What you should do: In the material below, find how many lines contain the string "تقول". Write only that number.

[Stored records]
• • • •

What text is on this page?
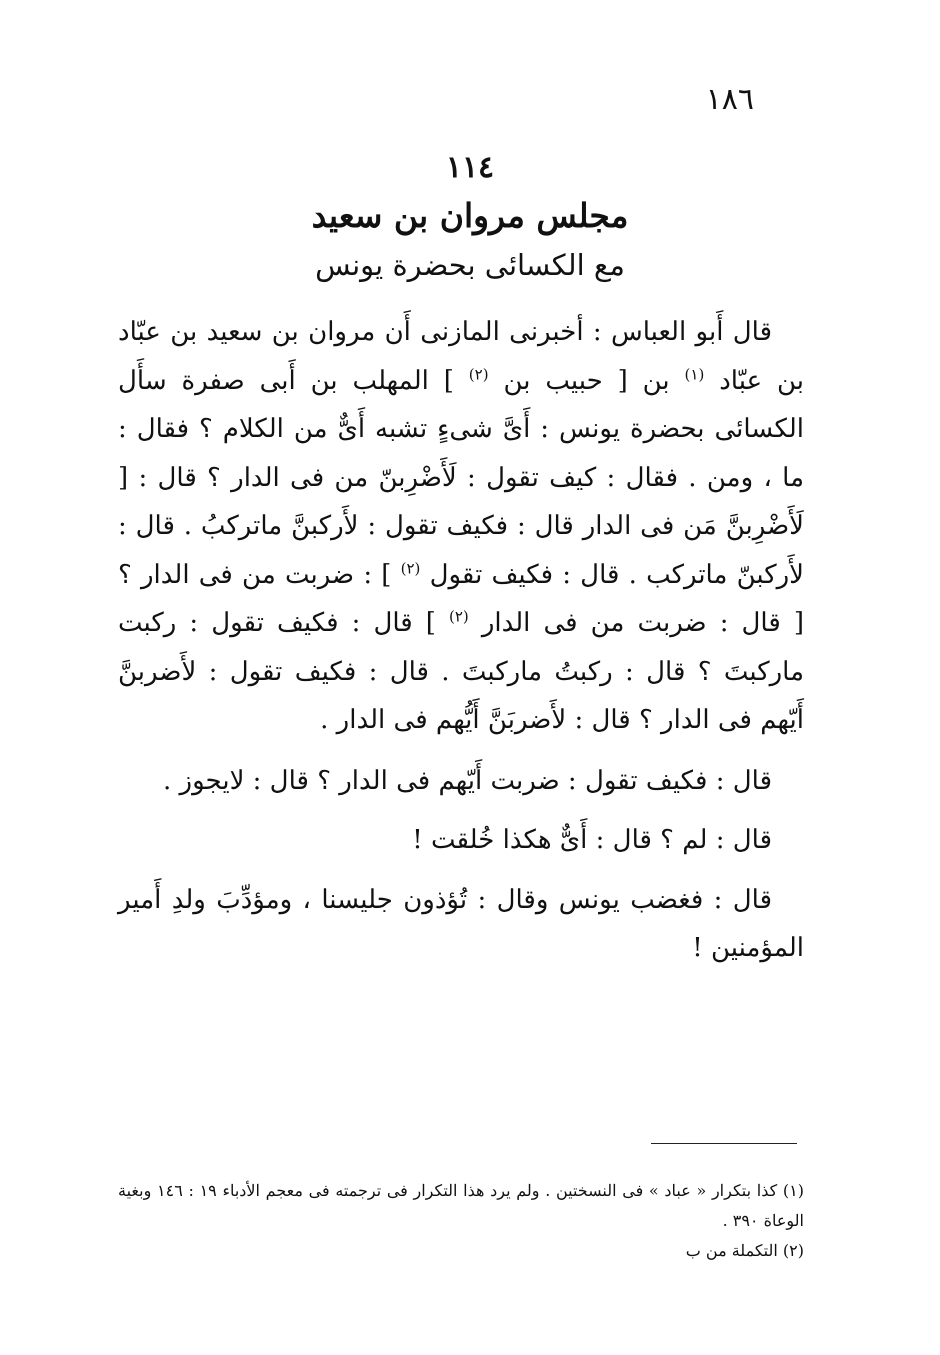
١٨٦
١١٤
مجلس مروان بن سعيد
مع الكسائى بحضرة يونس

قال أَبو العباس : أخبرنى المازنى أَن مروان بن سعيد بن عبّاد بن عبّاد $^{(١)}$ بن [ حبيب بن $^{(٢)}$ ] المهلب بن أَبى صفرة سأَل الكسائى بحضرة يونس : أَىَّ شىءٍ تشبه أَىٌّ من الكلام ؟ فقال : ما ، ومن . فقال : كيف تقول : لَأَضْرِبنّ من فى الدار ؟ قال : [ لَأَضْرِبنَّ مَن فى الدار قال : فكيف تقول : لأَركبنَّ ماتركبُ . قال : لأَركبنّ ماتركب . قال : فكيف تقول $^{(٢)}$ ] : ضربت من فى الدار ؟ [ قال : ضربت من فى الدار $^{(٢)}$ ] قال : فكيف تقول : ركبت ماركبتَ ؟ قال : ركبتُ ماركبتَ . قال : فكيف تقول : لأَضربنَّ أَيّهم فى الدار ؟ قال : لأَضربَنَّ أَيُّهم فى الدار .

قال : فكيف تقول : ضربت أَيّهم فى الدار ؟ قال : لايجوز .

قال : لم ؟ قال : أَىٌّ هكذا خُلقت !

قال : فغضب يونس وقال : تُؤذون جليسنا ، ومؤدِّبَ ولدِ أَمير المؤمنين !

(١) كذا بتكرار « عباد » فى النسختين . ولم يرد هذا التكرار فى ترجمته فى معجم الأدباء ١٩ : ١٤٦ وبغية الوعاة ٣٩٠ .

(٢) التكملة من ب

• • • •

The result: 2